EXERCISE TASK:
In the records that follow, locate every line with "title" and extract it.

Excerpts from a figure dataset
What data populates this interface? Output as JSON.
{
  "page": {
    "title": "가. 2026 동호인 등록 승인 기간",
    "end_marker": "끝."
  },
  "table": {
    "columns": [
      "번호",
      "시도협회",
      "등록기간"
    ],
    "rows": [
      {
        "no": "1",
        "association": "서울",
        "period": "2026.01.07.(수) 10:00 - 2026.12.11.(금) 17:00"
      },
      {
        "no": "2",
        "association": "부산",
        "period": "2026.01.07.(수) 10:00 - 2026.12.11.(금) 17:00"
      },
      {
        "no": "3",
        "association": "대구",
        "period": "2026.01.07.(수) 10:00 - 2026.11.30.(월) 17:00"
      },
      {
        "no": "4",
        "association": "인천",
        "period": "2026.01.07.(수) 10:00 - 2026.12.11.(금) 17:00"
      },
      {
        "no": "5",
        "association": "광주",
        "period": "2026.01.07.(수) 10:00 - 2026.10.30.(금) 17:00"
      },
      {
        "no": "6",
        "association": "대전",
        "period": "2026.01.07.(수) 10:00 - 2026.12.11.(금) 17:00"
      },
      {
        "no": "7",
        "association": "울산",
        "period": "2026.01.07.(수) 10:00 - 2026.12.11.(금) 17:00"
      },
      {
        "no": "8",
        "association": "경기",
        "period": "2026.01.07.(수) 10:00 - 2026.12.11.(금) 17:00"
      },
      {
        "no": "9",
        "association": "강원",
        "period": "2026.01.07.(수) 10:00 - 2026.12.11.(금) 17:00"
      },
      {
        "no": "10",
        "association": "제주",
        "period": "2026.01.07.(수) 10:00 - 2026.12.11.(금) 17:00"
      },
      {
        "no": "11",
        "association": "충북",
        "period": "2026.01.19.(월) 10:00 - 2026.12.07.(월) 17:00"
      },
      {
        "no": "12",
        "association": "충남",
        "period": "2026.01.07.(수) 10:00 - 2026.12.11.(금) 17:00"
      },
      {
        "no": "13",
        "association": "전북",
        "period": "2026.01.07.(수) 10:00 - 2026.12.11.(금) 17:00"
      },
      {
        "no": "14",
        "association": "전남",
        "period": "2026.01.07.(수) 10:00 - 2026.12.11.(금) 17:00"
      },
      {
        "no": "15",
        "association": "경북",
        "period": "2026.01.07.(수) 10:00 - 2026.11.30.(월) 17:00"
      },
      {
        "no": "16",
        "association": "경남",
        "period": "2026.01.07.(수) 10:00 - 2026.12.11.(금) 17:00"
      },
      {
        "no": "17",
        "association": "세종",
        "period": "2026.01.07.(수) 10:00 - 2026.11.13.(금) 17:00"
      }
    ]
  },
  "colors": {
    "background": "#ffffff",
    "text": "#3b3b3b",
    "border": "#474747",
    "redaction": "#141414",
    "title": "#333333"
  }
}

OUTPUT FOR THIS EXERCISE:
    "title": "가. 2026 동호인 등록 승인 기간",
    "title": "#333333"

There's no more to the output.